# Written task
Across all the lines below, how many contain the string "Outnut"? Please reply with the number only.

++++++++++++++++++++

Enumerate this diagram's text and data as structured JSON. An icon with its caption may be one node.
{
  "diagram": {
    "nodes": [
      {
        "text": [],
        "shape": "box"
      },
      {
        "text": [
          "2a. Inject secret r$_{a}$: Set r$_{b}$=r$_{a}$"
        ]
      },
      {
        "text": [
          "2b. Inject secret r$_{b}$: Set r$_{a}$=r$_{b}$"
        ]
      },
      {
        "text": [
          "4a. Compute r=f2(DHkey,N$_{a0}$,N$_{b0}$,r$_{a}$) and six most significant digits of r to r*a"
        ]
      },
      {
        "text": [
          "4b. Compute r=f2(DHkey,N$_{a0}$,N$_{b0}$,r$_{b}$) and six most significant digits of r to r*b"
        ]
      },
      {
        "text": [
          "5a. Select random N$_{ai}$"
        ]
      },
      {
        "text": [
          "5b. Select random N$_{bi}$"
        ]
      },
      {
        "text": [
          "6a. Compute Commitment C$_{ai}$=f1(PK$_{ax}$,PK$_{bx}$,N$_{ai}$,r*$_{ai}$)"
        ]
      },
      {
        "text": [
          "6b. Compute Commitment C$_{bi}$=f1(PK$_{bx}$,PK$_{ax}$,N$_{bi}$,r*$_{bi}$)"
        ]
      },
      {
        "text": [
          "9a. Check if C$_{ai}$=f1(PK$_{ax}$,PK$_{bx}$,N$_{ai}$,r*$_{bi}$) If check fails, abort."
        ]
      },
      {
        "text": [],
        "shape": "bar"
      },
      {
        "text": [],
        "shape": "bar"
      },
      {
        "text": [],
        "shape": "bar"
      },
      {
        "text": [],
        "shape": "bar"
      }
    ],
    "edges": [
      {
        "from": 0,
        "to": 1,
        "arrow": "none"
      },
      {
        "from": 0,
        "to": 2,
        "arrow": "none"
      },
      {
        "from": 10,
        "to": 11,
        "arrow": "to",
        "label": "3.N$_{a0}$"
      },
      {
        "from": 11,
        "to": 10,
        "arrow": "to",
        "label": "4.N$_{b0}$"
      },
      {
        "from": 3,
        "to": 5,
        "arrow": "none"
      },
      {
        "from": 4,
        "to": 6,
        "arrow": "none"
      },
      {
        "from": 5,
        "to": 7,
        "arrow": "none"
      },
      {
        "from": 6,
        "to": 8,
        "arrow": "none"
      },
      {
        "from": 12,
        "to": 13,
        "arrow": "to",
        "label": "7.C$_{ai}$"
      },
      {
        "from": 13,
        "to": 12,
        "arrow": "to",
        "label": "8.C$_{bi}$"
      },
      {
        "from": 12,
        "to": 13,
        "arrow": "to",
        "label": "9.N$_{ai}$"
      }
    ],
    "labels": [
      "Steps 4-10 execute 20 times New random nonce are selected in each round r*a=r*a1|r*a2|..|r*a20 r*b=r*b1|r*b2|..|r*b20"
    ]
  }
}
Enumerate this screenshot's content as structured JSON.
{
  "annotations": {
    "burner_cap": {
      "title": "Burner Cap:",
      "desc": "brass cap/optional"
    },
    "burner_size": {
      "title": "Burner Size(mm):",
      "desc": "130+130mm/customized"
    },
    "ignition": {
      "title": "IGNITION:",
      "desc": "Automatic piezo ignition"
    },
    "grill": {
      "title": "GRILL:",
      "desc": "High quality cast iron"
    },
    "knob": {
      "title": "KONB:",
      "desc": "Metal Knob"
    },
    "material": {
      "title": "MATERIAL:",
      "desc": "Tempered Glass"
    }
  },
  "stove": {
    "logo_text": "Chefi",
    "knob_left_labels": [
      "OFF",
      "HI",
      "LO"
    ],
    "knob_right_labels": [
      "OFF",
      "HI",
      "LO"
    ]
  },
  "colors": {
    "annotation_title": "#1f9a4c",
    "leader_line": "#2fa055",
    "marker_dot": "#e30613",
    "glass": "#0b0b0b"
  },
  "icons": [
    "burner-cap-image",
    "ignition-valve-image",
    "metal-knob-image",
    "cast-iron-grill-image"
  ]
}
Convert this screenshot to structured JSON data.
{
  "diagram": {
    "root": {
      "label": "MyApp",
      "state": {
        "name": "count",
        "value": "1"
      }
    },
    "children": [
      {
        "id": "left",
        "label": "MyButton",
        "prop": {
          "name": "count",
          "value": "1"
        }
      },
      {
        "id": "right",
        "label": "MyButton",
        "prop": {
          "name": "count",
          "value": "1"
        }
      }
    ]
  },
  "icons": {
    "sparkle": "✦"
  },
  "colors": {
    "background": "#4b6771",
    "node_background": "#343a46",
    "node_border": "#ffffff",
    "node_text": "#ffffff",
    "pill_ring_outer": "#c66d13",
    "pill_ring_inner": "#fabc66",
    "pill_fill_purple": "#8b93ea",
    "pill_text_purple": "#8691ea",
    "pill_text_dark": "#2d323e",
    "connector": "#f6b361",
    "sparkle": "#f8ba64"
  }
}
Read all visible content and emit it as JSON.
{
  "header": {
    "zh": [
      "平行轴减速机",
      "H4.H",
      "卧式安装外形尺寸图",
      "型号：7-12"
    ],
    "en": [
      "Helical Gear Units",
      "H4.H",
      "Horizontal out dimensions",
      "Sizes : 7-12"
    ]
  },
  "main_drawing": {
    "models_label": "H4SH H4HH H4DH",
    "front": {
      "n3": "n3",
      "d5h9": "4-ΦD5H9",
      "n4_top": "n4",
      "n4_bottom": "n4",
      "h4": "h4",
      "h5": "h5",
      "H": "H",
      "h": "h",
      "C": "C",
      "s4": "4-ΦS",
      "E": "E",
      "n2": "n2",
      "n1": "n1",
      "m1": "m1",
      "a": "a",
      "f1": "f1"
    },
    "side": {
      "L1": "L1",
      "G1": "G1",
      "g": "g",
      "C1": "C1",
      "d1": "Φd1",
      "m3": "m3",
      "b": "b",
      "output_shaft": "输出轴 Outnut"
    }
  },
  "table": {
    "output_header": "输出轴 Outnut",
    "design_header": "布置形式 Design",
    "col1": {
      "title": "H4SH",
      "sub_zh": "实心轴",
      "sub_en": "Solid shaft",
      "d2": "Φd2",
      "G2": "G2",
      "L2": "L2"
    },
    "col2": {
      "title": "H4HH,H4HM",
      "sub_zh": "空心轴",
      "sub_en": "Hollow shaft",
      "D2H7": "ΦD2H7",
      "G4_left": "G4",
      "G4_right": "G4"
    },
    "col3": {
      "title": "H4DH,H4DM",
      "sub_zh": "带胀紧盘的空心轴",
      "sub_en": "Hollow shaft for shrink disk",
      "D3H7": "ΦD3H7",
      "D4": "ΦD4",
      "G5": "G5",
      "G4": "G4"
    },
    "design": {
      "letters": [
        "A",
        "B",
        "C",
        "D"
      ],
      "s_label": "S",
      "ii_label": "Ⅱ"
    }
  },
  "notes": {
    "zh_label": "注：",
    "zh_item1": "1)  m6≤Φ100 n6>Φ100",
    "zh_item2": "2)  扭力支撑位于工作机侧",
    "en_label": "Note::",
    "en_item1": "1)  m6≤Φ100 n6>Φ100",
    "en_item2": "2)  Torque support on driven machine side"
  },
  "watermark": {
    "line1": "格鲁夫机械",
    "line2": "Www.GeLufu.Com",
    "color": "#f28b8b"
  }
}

++++++++++++++++++++

# Reply
2